[start Information supplied]

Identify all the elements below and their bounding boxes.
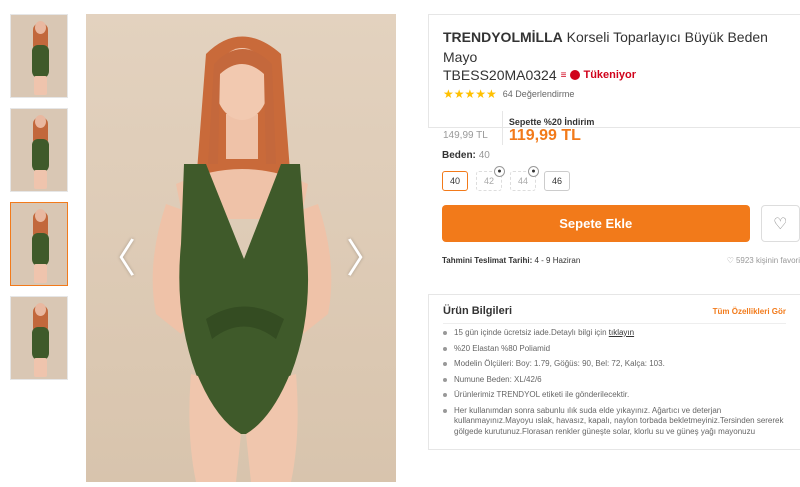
all-features-link[interactable]: Tüm Özellikleri Gör [713,307,786,316]
stock-bars-icon: ≡ [560,69,567,81]
delivery-estimate: Tahmini Teslimat Tarihi: 4 - 9 Haziran [442,256,581,265]
notify-bell-icon[interactable]: ● [494,166,505,177]
thumbnail-gallery [10,14,68,390]
thumbnail-2[interactable] [10,108,68,192]
product-panel: TRENDYOLMİLLA Korseli Toparlayıcı Büyük … [428,14,800,265]
product-info-title: Ürün Bilgileri [443,305,513,317]
promo-label: Sepette %20 İndirim [508,117,595,127]
previous-image-arrow-icon[interactable]: 〈 [96,239,136,279]
size-option-42[interactable]: 42 ● [476,166,505,191]
selected-size: 40 [478,150,490,161]
clock-icon [570,70,581,80]
heart-icon: ♡ [726,256,734,265]
list-item: Modelin Ölçüleri: Boy: 1.79, Göğüs: 90, … [443,359,786,370]
review-count[interactable]: 64 Değerlendirme [503,89,575,99]
size-option-40[interactable]: 40 [442,171,468,191]
product-code: TBESS20MA0324 [443,67,557,83]
cart-row: Sepete Ekle ♡ [428,205,800,242]
price-divider [501,111,503,145]
favorite-heart-icon[interactable]: ♡ [760,205,800,242]
old-price: 149,99 TL [443,130,488,141]
rating[interactable]: ★★★★★ 64 Değerlendirme [443,87,786,101]
brand-name[interactable]: TRENDYOLMİLLA [443,29,563,45]
star-rating-icon: ★★★★★ [443,87,497,101]
product-title: TRENDYOLMİLLA Korseli Toparlayıcı Büyük … [443,27,786,67]
list-item: 15 gün içinde ücretsiz iade.Detaylı bilg… [443,328,786,339]
product-info-list: 15 gün içinde ücretsiz iade.Detaylı bilg… [443,328,786,437]
list-item: Ürünlerimiz TRENDYOL etiketi ile gönderi… [443,390,786,401]
size-option-46[interactable]: 46 [544,171,570,191]
size-label: Beden: 40 [442,150,490,161]
divider [443,323,786,324]
thumbnail-4[interactable] [10,296,68,380]
add-to-cart-button[interactable]: Sepete Ekle [442,205,750,242]
size-options: 40 42 ● 44 ● 46 [442,166,786,191]
favorite-count: ♡ 5923 kişinin favori [726,256,800,265]
list-item: Numune Beden: XL/42/6 [443,375,786,386]
product-header: TRENDYOLMİLLA Korseli Toparlayıcı Büyük … [428,14,800,145]
size-option-44[interactable]: 44 ● [510,166,539,191]
stock-status: Tükeniyor [570,69,636,81]
delivery-row: Tahmini Teslimat Tarihi: 4 - 9 Haziran ♡… [442,256,800,265]
notify-bell-icon[interactable]: ● [528,166,539,177]
thumbnail-3[interactable] [10,202,68,286]
next-image-arrow-icon[interactable]: 〉 [346,239,386,279]
list-item: Her kullanımdan sonra sabunlu ılık suda … [443,406,786,438]
main-product-image: 〈 〉 [86,14,396,482]
thumbnail-1[interactable] [10,14,68,98]
list-item: %20 Elastan %80 Poliamid [443,344,786,355]
discounted-price: 119,99 TL [508,127,581,144]
return-details-link[interactable]: tıklayın [609,328,634,337]
product-info: Ürün Bilgileri Tüm Özellikleri Gör 15 gü… [428,294,800,450]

[end Information supplied]

Task requirements:
Filter the records above, keeping only the lines that contain the string "item". Copy each of those lines in full.

Correct answer:
list-item: Modelin Ölçüleri: Boy: 1.79, Göğüs: 90, … [443,359,786,370]
list-item: 15 gün içinde ücretsiz iade.Detaylı bilg… [443,328,786,339]
list-item: Ürünlerimiz TRENDYOL etiketi ile gönderi… [443,390,786,401]
list-item: Numune Beden: XL/42/6 [443,375,786,386]
list-item: Her kullanımdan sonra sabunlu ılık suda … [443,406,786,438]
list-item: %20 Elastan %80 Poliamid [443,344,786,355]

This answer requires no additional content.